--- BEGIN PROVIDED TEXT ---
Written and submitted by: Ciara McGrath
How does one reach the essence of Goju-Ryu Karate through training?
This is an incredibly interesting question and has several elements that merit further investigation in detail. Over the course of this piece, we will break down the ingredients that make up essence.
To my mind, true essence is a melding of good character, mental toughness, physical strength (to the best of one’s ability) all brought together with the overarching intangible element of Budo Spirit. These elements will be discussed in detail with the hope of providing clarity of the authors thought and give the reader the opportunity to self-reflect.
If we look back to the origins of Karate, we find Bodhidharma who, legend tells us, travelled from India to the lands of the Liang Dynasty (China) where he lectured the Emperor Wu on the concepts of Buddhism. After his death, research by Gichin Funakoshi as detailed in The Essence of Karate (Kanazawa, K. Funakoshi, G. Funakoshi, G. 2013) describe the discovery of an engraved chest which was found at the site of the wall on which Bodhidharma gazed for his legendary 9 years. In the chest were two texts: The Marrow Cleansing Sutra and the Muscle Modifying Sutra. Marrow cleansing (Funakoshi, G. 1935) means the cleansing of the mind so that it’s true light may shine. Muscle modifying refers to strength while modifying means to change. We see from his writings Bodhidharma believed that the path to enlightenment necessitated training to cultivate physical and mental fortitude. The skill of the Shaolin Monks that Bodhidharma trained is a legend that continues to this day. We see much of this thinking, the melting pot of mental and physical endeavours, across many martial arts and oriental activities which at the very highest of levels has produced stories of outstanding individuals.
--- END PROVIDED TEXT ---
--- BEGIN COLLECTED MATERIAL ---
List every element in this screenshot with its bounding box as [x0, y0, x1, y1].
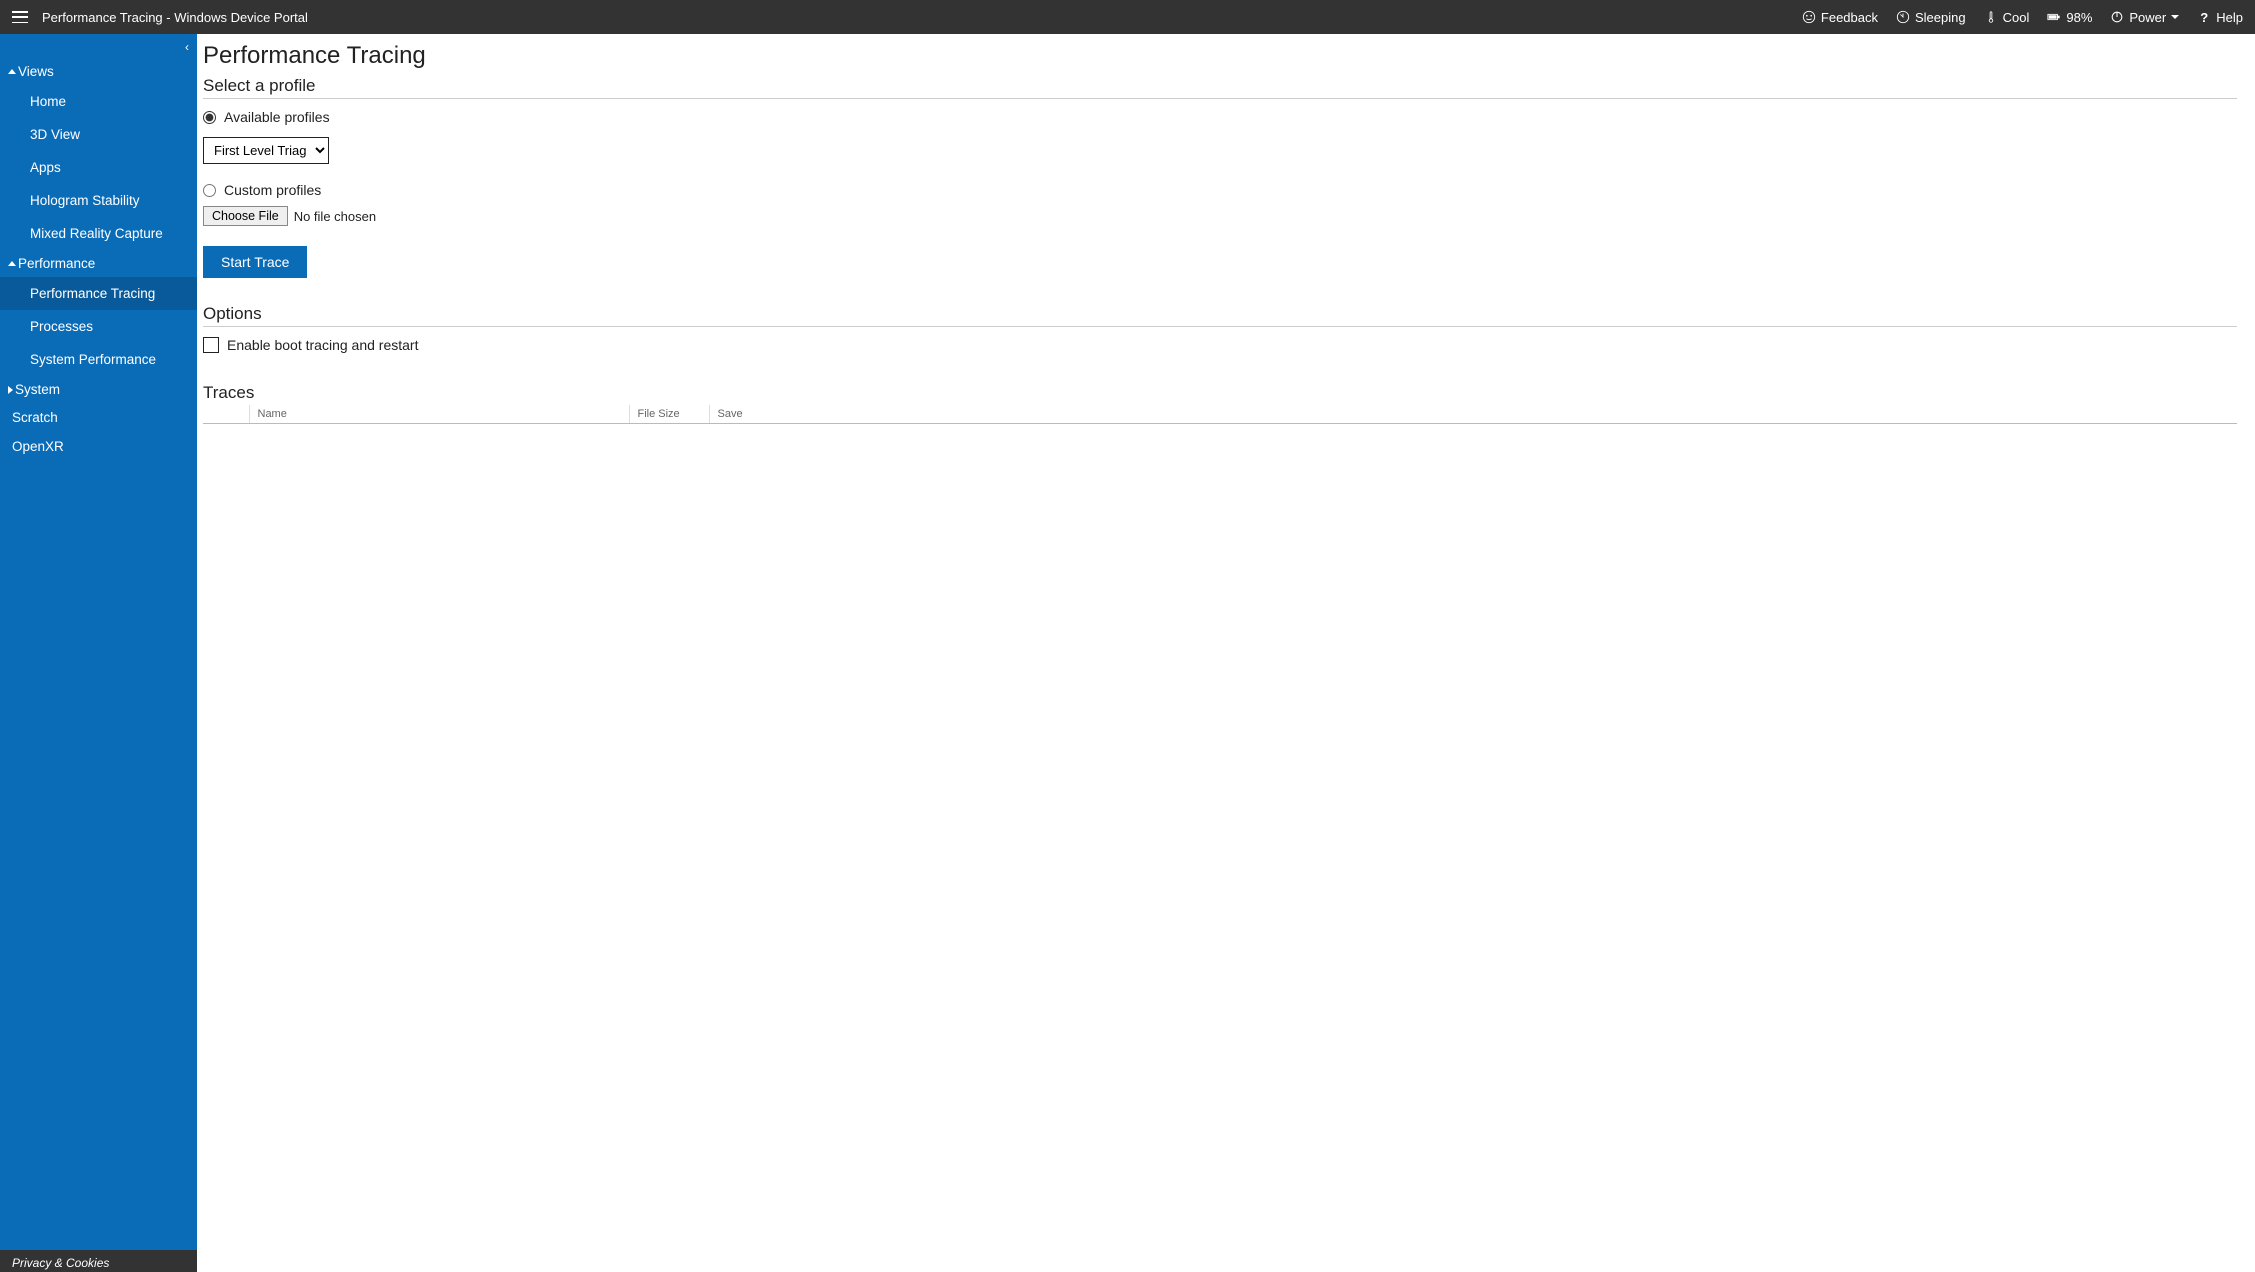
--- END COLLECTED MATERIAL ---
_GIVEN INSTRUCTION 1_
Reproduce the part of the Goju-Ryu Karate essay that opens with the words containing "This is an incredibly" and closes with "make up essence.", leaving every word and mark unchanged.
_GIVEN INSTRUCTION 2_
Go on with the Goju-Ryu Karate essay from the point where it stops.

_WRITTEN RESPONSE 1_
This is an incredibly interesting question and has several elements that merit further investigation in detail. Over the course of this piece, we will break down the ingredients that make up essence.

_WRITTEN RESPONSE 2_
Finding essence as a beginner.
Today, many of us live in the now. I am currently studying for a Masters in Cyber Psychology and some of the statistics that are coming to the surface from how technology has changed our lives are more than worrying. By multitasking, for example, feeding our young children whilst texting, we are reducing the time we spend bonding with our babies by over a third which leads to problems in anger management, emotional intelligence and self-regulation. Furthermore, we have outsourced our working memory… in 1965 our working memory could handle 7 +/-2 points of information. Today, due to our over dependence on Google, devices and the internet, the current population of the same age can only remember 5 +/-1. The above is important as it helps us to understand the mentality of those who join our dojos and how their Senseis need to direct their studies. Karate takes a while to unveil itself to beginners and reveal a path towards the possible. In the beginning period is eillusive and for many, confusing. Good Senseis will gradually introduce new starters to a range of experiences that will enthuse rather than frighten, a good example the Sensei who warns more experienced fighters to help beginners and reduce their work rate etc.
Back when I started training there was only TV, Radio and the outdoors. My Sensei was passionate about history and a fan of working us hard. Much like developing your personal brand, I believe that finding “essence” is movable. For the beginner me who walked into the dojo, any deeper meaning was almost impossible, I was in survival mode. Yet the characteristics I described earlier, (good character, mental toughness, physical strength and the consistently striving for improvement) were called into focus by my Sensei. I should mention that at this time I was training in Shotokan Karate and we followed the line of Sensei Kase. Legendary for the ability to generate power and immovable force.
Essence for me at this point was quite simple yet also elusive, somehow I had to get through training and aspire to be as good as some of my dojo colleagues. I mentioned my Sensei was tough, he had very high standards for us and was ruthless in his demand for good etiquette.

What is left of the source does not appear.